- Short problem
Look over the lines below. Report each one that includes the string "samme".

[Saved entries]
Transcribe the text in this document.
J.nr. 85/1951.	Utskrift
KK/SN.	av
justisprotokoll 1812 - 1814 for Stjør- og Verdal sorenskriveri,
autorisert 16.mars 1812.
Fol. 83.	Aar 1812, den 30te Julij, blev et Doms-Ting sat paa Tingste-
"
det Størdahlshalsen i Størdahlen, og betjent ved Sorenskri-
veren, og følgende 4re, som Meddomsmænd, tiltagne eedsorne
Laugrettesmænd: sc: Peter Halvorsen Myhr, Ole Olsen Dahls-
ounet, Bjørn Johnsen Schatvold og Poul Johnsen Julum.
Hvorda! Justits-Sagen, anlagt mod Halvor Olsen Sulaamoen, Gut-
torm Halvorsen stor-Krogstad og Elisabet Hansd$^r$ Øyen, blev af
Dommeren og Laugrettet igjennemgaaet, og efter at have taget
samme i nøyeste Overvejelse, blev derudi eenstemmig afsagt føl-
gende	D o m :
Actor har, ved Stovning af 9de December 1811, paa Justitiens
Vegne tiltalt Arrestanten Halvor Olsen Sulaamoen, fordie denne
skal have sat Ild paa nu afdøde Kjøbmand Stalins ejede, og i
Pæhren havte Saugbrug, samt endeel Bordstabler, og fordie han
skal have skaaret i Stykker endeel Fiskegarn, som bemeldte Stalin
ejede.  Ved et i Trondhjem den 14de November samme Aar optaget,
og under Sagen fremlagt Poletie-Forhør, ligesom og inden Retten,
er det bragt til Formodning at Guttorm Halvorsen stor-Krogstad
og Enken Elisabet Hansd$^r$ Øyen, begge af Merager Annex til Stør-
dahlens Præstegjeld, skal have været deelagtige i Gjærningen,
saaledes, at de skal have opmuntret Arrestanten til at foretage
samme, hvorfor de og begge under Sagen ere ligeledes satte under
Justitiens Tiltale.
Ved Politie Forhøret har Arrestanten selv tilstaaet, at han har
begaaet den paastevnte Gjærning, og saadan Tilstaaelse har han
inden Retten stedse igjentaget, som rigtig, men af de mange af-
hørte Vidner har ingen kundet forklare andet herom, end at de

- Correct response
samme i nøyeste Overvejelse, blev derudi eenstemmig afsagt føl-
ejede.  Ved et i Trondhjem den 14de November samme Aar optaget,
samme, hvorfor de og begge under Sagen ere ligeledes satte under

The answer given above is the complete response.